__WHAT THE EXERCISE ASKS__
Only the lines holding the string "screenshot" are needed. Copy each one.

(Entries from a dataset)
___

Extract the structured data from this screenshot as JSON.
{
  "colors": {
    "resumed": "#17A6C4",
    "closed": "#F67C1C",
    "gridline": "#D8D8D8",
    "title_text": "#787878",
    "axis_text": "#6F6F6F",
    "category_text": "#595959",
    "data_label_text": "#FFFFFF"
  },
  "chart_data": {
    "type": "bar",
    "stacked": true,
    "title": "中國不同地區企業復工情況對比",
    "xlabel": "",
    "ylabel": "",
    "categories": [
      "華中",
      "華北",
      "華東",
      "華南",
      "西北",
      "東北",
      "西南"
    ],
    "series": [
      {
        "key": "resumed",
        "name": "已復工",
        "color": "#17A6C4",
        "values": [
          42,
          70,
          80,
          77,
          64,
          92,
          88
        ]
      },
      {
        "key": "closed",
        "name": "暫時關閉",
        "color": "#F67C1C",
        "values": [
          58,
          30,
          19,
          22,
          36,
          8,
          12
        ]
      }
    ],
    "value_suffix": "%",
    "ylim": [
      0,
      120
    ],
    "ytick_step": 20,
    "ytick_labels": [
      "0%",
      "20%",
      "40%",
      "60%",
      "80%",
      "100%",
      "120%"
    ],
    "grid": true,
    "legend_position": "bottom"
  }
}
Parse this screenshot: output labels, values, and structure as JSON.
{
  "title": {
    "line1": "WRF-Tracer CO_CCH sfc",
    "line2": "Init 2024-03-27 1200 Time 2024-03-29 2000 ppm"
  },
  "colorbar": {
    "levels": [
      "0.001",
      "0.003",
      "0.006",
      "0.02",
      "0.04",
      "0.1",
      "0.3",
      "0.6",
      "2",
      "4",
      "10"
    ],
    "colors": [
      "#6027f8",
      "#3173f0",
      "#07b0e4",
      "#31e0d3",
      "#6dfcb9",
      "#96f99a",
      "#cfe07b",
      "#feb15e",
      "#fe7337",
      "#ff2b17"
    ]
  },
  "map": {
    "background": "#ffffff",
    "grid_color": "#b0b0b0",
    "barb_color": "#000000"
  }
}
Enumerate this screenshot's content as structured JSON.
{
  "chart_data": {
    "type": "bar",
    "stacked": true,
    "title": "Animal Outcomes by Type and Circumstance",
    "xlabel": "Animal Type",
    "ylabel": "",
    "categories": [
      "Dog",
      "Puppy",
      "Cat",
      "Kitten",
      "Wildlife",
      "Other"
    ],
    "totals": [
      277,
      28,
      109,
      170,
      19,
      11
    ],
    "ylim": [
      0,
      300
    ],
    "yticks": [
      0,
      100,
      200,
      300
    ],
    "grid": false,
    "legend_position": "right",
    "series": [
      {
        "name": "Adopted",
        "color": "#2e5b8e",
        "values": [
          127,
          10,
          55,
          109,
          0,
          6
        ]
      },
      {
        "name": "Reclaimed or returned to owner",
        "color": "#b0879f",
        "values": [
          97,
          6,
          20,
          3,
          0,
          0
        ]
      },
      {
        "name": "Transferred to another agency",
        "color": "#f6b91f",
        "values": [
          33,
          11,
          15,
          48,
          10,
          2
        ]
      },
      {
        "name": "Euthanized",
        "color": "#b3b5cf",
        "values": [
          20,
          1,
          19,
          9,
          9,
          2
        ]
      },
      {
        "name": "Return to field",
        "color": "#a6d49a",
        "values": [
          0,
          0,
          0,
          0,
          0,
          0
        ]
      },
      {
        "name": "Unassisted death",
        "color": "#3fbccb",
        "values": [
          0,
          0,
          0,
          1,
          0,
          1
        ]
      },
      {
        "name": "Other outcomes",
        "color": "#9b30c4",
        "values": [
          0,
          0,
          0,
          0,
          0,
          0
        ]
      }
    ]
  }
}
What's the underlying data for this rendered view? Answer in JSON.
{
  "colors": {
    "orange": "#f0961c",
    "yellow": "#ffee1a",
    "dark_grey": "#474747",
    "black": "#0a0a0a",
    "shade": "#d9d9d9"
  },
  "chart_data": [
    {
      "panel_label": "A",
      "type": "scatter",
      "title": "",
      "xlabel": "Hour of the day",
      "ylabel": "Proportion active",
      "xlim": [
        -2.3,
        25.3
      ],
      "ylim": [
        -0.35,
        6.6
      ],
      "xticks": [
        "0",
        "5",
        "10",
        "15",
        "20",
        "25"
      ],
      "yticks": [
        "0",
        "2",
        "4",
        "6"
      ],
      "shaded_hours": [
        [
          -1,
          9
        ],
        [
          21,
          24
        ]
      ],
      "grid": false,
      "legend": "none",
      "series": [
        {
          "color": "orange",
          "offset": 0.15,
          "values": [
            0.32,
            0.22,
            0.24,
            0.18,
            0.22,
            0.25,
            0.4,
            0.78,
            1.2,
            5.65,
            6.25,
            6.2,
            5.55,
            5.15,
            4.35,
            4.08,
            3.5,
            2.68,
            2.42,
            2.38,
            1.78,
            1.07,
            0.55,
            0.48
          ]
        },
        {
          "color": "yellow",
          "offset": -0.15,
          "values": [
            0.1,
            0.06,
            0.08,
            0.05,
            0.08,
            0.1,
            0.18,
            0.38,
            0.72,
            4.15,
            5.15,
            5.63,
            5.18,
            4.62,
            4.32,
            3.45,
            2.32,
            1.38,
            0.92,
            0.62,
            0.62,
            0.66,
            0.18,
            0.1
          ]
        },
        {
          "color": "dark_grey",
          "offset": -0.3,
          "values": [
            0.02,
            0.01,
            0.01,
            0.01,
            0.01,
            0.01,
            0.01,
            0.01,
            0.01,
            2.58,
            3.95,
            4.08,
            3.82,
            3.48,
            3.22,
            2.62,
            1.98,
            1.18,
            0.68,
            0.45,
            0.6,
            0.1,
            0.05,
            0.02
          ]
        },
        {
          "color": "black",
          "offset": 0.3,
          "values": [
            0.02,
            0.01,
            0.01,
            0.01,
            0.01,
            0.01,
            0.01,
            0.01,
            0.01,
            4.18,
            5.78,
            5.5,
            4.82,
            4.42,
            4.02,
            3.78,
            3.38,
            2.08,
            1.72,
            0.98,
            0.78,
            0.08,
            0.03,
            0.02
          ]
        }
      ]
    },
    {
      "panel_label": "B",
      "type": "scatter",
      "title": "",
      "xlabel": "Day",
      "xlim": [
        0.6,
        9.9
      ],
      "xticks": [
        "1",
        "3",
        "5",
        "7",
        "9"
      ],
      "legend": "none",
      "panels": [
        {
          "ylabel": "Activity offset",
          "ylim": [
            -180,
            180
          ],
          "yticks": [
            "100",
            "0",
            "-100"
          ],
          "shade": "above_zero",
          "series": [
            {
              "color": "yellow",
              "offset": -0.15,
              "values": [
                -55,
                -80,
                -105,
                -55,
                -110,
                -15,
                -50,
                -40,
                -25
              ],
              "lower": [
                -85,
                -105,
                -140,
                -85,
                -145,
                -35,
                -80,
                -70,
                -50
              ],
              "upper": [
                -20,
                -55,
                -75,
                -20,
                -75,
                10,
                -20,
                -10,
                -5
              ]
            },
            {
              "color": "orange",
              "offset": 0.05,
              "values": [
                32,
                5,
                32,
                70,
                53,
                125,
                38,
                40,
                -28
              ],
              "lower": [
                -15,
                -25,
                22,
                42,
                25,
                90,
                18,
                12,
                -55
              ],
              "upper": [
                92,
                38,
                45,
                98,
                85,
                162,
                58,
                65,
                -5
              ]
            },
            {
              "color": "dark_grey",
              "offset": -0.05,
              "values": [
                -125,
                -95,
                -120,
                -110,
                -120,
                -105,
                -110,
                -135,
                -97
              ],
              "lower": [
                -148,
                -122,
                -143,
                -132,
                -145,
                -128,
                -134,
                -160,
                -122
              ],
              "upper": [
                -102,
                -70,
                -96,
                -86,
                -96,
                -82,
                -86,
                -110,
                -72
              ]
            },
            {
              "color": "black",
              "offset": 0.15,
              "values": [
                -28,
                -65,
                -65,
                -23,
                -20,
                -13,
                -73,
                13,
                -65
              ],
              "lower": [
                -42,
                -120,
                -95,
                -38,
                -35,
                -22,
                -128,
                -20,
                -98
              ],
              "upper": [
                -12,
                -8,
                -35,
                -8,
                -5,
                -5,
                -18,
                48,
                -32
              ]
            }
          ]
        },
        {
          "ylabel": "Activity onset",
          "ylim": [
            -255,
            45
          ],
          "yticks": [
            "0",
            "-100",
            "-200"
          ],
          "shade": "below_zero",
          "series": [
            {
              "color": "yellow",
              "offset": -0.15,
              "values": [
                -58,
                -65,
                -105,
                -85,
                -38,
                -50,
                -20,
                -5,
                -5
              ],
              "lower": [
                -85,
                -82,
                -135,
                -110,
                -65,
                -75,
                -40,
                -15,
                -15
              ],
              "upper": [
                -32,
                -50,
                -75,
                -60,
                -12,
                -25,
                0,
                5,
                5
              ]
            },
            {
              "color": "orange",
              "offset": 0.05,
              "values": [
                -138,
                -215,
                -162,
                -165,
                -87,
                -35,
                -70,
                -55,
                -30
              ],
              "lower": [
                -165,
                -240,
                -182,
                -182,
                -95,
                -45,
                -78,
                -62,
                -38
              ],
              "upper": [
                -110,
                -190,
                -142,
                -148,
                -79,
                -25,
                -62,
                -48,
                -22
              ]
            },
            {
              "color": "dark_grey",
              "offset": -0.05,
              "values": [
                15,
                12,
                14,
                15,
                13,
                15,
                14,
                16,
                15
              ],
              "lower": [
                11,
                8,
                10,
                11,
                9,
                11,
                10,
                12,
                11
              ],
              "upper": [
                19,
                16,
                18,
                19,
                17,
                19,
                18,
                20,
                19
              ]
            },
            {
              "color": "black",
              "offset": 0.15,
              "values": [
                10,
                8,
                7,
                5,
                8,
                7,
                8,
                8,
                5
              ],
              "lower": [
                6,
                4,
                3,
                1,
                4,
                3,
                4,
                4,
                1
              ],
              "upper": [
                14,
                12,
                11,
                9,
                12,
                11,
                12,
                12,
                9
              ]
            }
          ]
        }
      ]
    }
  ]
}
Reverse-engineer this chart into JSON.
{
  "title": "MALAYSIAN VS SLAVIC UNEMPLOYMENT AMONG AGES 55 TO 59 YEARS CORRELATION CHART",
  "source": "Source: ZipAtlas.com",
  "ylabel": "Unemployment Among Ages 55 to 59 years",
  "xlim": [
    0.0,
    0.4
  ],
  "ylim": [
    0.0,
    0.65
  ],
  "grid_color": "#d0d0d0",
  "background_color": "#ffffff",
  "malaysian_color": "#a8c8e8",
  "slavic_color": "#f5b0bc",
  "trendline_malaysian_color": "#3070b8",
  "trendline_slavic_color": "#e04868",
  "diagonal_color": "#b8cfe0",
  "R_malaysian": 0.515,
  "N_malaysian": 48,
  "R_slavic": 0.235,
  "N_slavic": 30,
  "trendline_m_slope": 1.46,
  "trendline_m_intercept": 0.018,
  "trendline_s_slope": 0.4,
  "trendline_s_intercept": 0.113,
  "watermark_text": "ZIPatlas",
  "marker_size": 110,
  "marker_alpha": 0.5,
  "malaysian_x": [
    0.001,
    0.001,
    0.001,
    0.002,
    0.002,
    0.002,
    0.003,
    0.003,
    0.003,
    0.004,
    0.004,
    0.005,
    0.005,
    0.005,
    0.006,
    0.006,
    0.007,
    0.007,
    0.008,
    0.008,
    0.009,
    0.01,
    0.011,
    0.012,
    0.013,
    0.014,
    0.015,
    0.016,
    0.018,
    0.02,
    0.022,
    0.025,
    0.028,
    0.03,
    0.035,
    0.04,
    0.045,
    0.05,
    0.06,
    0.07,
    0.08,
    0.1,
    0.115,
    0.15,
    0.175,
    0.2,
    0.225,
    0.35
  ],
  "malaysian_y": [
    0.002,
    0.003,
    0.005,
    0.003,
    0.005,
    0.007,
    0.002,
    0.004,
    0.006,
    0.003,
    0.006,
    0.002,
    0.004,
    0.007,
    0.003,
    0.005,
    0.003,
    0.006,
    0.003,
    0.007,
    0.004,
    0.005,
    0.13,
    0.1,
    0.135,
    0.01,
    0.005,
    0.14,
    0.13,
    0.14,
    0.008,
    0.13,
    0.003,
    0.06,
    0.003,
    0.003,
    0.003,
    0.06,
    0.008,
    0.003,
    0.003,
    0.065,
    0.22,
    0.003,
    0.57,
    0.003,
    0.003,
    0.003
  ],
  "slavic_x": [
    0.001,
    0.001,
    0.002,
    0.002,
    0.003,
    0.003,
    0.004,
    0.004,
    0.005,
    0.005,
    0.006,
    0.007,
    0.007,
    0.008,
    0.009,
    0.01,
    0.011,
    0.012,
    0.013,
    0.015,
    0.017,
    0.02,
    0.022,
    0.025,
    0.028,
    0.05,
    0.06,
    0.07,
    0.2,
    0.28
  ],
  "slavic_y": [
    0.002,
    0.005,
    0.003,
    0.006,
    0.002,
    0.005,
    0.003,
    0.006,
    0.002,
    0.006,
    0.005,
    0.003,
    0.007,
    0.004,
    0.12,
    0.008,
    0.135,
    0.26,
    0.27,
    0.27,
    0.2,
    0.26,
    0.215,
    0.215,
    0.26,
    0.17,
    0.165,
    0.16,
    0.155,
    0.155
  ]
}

___

__PROBLEM SOLUTION__
Extract the structured data from this screenshot as JSON.
Parse this screenshot: output labels, values, and structure as JSON.
Enumerate this screenshot's content as structured JSON.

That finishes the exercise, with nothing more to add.